- What is asked
Quote the whole listing word for word, please.

━━━━━━━━━━━━━━━━

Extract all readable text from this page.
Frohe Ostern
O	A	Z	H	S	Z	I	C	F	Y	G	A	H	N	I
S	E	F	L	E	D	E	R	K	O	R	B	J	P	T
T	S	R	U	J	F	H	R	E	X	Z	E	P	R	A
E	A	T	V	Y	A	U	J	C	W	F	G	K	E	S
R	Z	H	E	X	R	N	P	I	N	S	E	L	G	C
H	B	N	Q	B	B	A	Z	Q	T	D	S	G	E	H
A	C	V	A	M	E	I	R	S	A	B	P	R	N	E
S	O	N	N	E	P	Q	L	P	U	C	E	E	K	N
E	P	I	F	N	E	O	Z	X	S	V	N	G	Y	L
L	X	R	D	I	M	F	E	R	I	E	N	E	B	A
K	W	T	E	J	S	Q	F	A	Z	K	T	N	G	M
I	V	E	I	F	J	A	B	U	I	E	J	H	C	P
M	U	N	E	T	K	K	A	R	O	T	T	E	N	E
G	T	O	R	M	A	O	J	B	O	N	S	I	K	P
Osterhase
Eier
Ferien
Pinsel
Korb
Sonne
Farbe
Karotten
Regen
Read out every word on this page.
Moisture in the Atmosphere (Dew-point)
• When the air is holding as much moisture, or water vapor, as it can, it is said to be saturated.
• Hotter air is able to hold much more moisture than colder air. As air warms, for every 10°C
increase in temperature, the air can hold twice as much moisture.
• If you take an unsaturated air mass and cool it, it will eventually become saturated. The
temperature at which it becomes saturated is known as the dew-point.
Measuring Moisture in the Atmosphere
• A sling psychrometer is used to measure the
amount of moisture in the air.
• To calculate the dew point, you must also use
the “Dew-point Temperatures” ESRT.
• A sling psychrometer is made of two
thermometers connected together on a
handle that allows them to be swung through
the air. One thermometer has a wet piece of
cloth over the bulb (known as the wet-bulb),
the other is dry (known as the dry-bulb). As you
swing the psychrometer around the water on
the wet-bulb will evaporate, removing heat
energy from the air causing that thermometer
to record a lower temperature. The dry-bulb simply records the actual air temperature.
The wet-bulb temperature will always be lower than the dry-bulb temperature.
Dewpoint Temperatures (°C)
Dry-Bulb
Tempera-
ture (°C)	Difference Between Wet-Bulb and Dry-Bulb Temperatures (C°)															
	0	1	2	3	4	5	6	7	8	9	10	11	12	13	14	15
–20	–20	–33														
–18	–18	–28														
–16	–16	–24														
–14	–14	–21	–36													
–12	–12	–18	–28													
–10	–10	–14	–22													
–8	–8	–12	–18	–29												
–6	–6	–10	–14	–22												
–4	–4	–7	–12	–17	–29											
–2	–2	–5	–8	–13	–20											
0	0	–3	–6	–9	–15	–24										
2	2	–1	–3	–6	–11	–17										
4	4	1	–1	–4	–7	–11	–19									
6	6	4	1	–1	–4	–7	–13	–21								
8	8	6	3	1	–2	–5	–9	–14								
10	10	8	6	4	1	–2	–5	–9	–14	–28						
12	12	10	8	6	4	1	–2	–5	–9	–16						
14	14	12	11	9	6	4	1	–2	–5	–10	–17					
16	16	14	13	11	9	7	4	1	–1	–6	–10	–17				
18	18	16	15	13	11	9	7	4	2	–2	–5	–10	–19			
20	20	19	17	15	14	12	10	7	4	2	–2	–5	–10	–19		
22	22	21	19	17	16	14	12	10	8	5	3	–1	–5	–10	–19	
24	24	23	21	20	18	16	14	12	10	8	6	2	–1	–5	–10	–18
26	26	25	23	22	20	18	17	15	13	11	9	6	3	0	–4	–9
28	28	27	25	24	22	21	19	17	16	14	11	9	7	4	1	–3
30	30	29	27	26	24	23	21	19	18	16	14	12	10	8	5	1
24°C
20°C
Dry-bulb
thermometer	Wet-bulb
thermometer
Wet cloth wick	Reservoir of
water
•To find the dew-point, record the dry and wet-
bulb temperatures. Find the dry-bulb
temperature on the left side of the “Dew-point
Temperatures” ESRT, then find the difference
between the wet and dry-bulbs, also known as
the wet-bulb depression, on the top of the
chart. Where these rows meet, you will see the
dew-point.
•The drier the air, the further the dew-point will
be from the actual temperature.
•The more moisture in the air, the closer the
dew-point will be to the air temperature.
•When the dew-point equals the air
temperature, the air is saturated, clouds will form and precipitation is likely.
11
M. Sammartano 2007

━━━━━━━━━━━━━━━━

- Exercise result
Extract all readable text from this page.
Frohe Ostern
O	A	Z	H	S	Z	I	C	F	Y	G	A	H	N	I
S	E	F	L	E	D	E	R	K	O	R	B	J	P	T
T	S	R	U	J	F	H	R	E	X	Z	E	P	R	A
E	A	T	V	Y	A	U	J	C	W	F	G	K	E	S
R	Z	H	E	X	R	N	P	I	N	S	E	L	G	C
H	B	N	Q	B	B	A	Z	Q	T	D	S	G	E	H
A	C	V	A	M	E	I	R	S	A	B	P	R	N	E
S	O	N	N	E	P	Q	L	P	U	C	E	E	K	N
E	P	I	F	N	E	O	Z	X	S	V	N	G	Y	L
L	X	R	D	I	M	F	E	R	I	E	N	E	B	A
K	W	T	E	J	S	Q	F	A	Z	K	T	N	G	M
I	V	E	I	F	J	A	B	U	I	E	J	H	C	P
M	U	N	E	T	K	K	A	R	O	T	T	E	N	E
G	T	O	R	M	A	O	J	B	O	N	S	I	K	P
Osterhase
Eier
Ferien
Pinsel
Korb
Sonne
Farbe
Karotten
Regen
Read out every word on this page.
Moisture in the Atmosphere (Dew-point)
• When the air is holding as much moisture, or water vapor, as it can, it is said to be saturated.
• Hotter air is able to hold much more moisture than colder air. As air warms, for every 10°C
increase in temperature, the air can hold twice as much moisture.
• If you take an unsaturated air mass and cool it, it will eventually become saturated. The
temperature at which it becomes saturated is known as the dew-point.
Measuring Moisture in the Atmosphere
• A sling psychrometer is used to measure the
amount of moisture in the air.
• To calculate the dew point, you must also use
the “Dew-point Temperatures” ESRT.
• A sling psychrometer is made of two
thermometers connected together on a
handle that allows them to be swung through
the air. One thermometer has a wet piece of
cloth over the bulb (known as the wet-bulb),
the other is dry (known as the dry-bulb). As you
swing the psychrometer around the water on
the wet-bulb will evaporate, removing heat
energy from the air causing that thermometer
to record a lower temperature. The dry-bulb simply records the actual air temperature.
The wet-bulb temperature will always be lower than the dry-bulb temperature.
Dewpoint Temperatures (°C)
Dry-Bulb
Tempera-
ture (°C)	Difference Between Wet-Bulb and Dry-Bulb Temperatures (C°)															
	0	1	2	3	4	5	6	7	8	9	10	11	12	13	14	15
–20	–20	–33														
–18	–18	–28														
–16	–16	–24														
–14	–14	–21	–36													
–12	–12	–18	–28													
–10	–10	–14	–22													
–8	–8	–12	–18	–29												
–6	–6	–10	–14	–22												
–4	–4	–7	–12	–17	–29											
–2	–2	–5	–8	–13	–20											
0	0	–3	–6	–9	–15	–24										
2	2	–1	–3	–6	–11	–17										
4	4	1	–1	–4	–7	–11	–19									
6	6	4	1	–1	–4	–7	–13	–21								
8	8	6	3	1	–2	–5	–9	–14								
10	10	8	6	4	1	–2	–5	–9	–14	–28						
12	12	10	8	6	4	1	–2	–5	–9	–16						
14	14	12	11	9	6	4	1	–2	–5	–10	–17					
16	16	14	13	11	9	7	4	1	–1	–6	–10	–17				
18	18	16	15	13	11	9	7	4	2	–2	–5	–10	–19			
20	20	19	17	15	14	12	10	7	4	2	–2	–5	–10	–19		
22	22	21	19	17	16	14	12	10	8	5	3	–1	–5	–10	–19	
24	24	23	21	20	18	16	14	12	10	8	6	2	–1	–5	–10	–18
26	26	25	23	22	20	18	17	15	13	11	9	6	3	0	–4	–9
28	28	27	25	24	22	21	19	17	16	14	11	9	7	4	1	–3
30	30	29	27	26	24	23	21	19	18	16	14	12	10	8	5	1
24°C
20°C
Dry-bulb
thermometer	Wet-bulb
thermometer
Wet cloth wick	Reservoir of
water
•To find the dew-point, record the dry and wet-
bulb temperatures. Find the dry-bulb
temperature on the left side of the “Dew-point
Temperatures” ESRT, then find the difference
between the wet and dry-bulbs, also known as
the wet-bulb depression, on the top of the
chart. Where these rows meet, you will see the
dew-point.
•The drier the air, the further the dew-point will
be from the actual temperature.
•The more moisture in the air, the closer the
dew-point will be to the air temperature.
•When the dew-point equals the air
temperature, the air is saturated, clouds will form and precipitation is likely.
11
M. Sammartano 2007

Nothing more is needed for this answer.